--- START ---
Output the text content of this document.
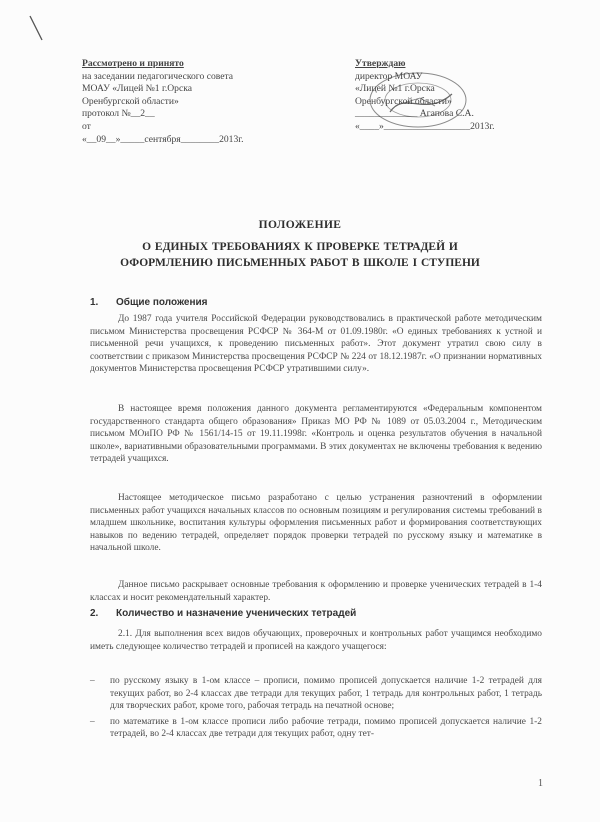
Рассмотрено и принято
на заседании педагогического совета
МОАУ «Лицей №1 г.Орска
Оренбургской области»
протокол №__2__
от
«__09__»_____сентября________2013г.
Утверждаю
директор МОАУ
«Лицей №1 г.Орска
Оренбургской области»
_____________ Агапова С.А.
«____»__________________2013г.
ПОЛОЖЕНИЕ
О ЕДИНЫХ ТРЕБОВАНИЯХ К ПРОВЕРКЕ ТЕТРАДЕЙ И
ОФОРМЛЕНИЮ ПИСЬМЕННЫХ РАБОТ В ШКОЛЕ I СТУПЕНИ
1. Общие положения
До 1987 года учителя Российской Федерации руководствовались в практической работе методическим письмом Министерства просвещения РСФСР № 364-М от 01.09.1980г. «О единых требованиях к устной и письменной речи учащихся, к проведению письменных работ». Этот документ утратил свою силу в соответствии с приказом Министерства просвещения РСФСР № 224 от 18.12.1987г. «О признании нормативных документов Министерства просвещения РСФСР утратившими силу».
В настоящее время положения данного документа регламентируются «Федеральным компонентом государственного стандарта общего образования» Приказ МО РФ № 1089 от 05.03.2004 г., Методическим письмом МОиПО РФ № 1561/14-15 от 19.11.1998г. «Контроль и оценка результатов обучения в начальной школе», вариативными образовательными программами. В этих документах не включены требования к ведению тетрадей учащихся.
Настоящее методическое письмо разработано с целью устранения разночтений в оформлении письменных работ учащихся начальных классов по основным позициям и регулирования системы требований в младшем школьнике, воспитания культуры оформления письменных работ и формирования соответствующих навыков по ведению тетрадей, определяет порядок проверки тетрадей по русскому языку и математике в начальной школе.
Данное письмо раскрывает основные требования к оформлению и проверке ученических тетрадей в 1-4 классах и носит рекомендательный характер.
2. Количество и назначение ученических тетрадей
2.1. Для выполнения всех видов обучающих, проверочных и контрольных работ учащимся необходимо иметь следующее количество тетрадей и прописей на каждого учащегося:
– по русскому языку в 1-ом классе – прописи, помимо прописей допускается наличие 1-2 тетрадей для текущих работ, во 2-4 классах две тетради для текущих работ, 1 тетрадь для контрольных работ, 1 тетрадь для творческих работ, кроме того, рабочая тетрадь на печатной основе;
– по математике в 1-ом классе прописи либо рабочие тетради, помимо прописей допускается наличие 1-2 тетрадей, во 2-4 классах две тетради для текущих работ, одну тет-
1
--- END ---
--- START ---
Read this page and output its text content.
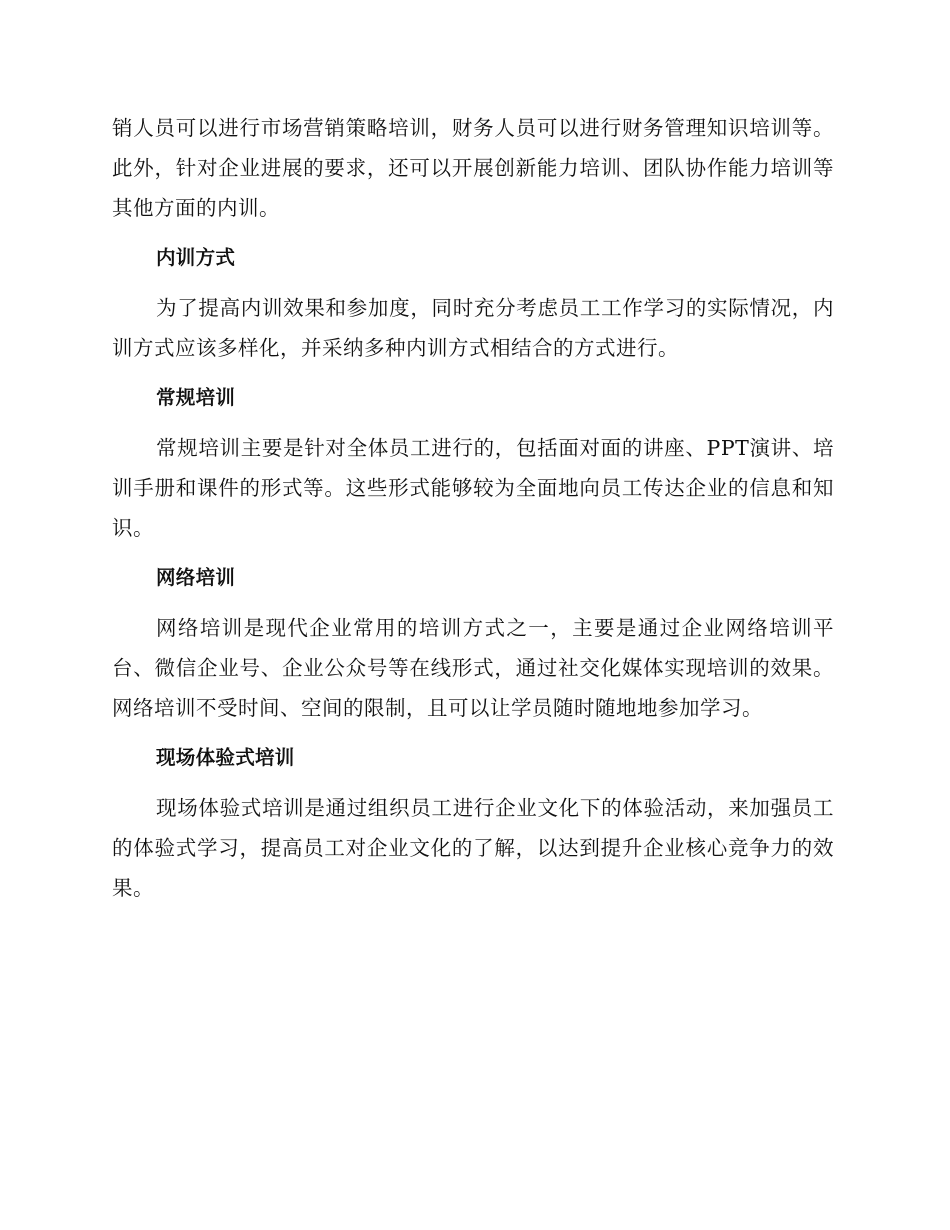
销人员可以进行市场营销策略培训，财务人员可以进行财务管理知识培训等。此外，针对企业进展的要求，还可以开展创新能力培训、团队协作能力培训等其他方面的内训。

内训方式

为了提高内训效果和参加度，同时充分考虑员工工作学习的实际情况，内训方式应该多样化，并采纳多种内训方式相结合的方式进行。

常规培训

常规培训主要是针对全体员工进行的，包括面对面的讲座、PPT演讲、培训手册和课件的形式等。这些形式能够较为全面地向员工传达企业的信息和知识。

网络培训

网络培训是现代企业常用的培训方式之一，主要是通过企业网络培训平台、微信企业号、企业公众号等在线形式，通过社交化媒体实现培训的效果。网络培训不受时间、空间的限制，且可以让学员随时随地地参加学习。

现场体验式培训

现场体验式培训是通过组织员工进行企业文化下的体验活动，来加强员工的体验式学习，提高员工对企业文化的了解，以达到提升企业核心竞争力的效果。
--- END ---
--- START ---
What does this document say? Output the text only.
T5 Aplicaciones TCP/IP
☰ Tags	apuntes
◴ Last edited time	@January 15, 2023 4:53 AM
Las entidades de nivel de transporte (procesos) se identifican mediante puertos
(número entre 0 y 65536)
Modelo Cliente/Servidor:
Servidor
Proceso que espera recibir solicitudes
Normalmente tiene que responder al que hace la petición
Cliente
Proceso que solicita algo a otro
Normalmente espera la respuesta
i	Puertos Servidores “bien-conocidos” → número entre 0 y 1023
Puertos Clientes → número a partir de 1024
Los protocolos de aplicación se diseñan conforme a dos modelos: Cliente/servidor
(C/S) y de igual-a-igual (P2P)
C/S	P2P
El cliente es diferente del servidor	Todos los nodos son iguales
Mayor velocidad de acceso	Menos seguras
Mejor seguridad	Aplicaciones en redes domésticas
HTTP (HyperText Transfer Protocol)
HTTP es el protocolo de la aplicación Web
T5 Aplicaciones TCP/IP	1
--- END ---
— GOAL OF THE EXERCISE —
Look through the material above. Copy each line where the word "número" appears.

— THE SOLUTION —
(número entre 0 y 65536)
i	Puertos Servidores “bien-conocidos” → número entre 0 y 1023
Puertos Clientes → número a partir de 1024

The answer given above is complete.